What needs to be done:
For the entries below, how many lines include the word "douyu"? Give the figure and nothing more.

Provided material:
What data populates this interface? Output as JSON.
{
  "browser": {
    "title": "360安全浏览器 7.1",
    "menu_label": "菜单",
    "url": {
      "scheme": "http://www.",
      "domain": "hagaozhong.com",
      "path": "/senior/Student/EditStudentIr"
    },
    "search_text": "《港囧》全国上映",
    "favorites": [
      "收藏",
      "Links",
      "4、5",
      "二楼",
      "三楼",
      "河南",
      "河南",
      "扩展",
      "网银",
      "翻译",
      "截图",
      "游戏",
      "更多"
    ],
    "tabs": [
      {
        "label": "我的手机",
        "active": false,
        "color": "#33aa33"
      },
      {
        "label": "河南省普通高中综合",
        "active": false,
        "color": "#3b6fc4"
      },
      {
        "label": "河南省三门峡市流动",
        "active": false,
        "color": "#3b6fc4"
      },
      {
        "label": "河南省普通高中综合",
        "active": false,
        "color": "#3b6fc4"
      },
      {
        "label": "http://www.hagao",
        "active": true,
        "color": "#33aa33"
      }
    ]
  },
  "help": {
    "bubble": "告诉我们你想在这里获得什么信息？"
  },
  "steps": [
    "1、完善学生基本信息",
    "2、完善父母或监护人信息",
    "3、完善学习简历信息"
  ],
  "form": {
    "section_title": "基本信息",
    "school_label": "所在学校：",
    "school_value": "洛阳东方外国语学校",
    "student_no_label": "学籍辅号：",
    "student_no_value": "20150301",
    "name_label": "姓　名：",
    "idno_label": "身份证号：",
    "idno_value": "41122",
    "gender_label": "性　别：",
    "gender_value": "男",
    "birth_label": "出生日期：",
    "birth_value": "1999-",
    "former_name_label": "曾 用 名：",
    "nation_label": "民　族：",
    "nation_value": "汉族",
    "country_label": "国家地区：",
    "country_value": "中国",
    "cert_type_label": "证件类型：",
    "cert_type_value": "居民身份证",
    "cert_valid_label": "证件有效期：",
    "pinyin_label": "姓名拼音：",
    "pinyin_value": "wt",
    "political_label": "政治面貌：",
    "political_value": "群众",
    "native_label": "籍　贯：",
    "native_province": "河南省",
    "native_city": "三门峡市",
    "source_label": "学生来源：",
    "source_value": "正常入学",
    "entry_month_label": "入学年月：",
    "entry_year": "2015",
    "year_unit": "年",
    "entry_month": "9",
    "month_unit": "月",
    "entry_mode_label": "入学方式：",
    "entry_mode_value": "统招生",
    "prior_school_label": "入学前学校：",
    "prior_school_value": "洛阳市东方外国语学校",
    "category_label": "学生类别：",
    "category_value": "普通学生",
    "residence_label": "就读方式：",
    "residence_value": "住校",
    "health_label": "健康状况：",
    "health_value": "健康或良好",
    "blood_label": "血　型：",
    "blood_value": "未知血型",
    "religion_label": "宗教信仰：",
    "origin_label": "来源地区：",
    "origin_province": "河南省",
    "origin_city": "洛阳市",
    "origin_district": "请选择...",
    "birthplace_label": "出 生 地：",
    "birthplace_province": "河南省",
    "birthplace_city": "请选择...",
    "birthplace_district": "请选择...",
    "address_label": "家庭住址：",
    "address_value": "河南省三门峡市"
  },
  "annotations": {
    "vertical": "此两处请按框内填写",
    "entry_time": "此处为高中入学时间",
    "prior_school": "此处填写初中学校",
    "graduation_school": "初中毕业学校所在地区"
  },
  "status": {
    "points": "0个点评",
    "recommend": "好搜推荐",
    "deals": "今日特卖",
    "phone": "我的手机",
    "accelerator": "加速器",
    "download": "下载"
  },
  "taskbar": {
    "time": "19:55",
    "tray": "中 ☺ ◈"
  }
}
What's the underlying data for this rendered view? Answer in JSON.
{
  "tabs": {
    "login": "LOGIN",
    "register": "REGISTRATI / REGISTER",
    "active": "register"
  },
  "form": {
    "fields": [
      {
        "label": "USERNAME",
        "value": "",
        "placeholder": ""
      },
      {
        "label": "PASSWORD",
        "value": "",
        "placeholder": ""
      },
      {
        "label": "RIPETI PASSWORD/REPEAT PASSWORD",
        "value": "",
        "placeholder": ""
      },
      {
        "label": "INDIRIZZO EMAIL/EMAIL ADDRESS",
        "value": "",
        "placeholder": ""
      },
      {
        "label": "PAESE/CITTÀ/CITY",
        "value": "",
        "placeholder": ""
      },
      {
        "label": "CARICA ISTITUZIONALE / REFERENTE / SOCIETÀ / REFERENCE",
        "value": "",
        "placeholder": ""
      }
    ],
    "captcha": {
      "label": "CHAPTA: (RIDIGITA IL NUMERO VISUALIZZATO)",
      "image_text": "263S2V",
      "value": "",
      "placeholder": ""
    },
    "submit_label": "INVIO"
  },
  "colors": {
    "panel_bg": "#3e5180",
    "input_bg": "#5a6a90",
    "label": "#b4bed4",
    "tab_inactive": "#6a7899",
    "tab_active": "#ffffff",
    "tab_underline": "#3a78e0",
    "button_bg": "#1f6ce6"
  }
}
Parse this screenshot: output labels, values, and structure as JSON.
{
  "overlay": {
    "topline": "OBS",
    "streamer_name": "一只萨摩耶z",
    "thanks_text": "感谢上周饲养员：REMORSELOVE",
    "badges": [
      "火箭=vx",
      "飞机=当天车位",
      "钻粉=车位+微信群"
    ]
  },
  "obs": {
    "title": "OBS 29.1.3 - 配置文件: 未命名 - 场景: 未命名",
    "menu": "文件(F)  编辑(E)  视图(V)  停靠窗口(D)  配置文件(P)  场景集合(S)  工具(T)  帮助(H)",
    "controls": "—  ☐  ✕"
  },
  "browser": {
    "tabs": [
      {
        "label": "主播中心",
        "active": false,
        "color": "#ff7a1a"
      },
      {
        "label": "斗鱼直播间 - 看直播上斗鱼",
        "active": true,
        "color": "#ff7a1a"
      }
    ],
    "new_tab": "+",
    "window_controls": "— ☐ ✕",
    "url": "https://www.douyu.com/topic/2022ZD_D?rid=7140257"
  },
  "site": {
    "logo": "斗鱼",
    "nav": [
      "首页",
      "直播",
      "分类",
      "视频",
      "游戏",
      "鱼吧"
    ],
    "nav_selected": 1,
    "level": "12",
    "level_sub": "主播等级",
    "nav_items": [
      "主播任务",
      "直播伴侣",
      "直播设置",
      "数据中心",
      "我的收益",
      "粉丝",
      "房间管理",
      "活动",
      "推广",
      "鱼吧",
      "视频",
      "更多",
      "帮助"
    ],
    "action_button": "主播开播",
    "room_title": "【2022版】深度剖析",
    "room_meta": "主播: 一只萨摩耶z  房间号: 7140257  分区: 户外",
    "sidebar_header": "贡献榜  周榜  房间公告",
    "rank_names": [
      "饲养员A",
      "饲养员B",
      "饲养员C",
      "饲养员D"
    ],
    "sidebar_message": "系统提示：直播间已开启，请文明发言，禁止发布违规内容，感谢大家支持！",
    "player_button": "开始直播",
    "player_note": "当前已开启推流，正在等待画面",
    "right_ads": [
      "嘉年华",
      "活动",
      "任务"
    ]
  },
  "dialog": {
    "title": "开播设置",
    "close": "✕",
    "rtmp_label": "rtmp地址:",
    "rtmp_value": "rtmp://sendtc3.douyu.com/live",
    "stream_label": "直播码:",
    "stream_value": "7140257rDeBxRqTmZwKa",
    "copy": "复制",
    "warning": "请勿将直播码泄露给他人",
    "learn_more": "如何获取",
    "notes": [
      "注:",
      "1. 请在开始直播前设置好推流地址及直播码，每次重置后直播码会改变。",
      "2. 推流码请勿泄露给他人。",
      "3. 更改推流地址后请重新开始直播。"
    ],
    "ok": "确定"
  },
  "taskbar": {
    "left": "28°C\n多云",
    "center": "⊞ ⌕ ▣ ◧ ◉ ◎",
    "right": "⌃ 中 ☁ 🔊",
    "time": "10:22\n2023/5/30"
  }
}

Solution:
2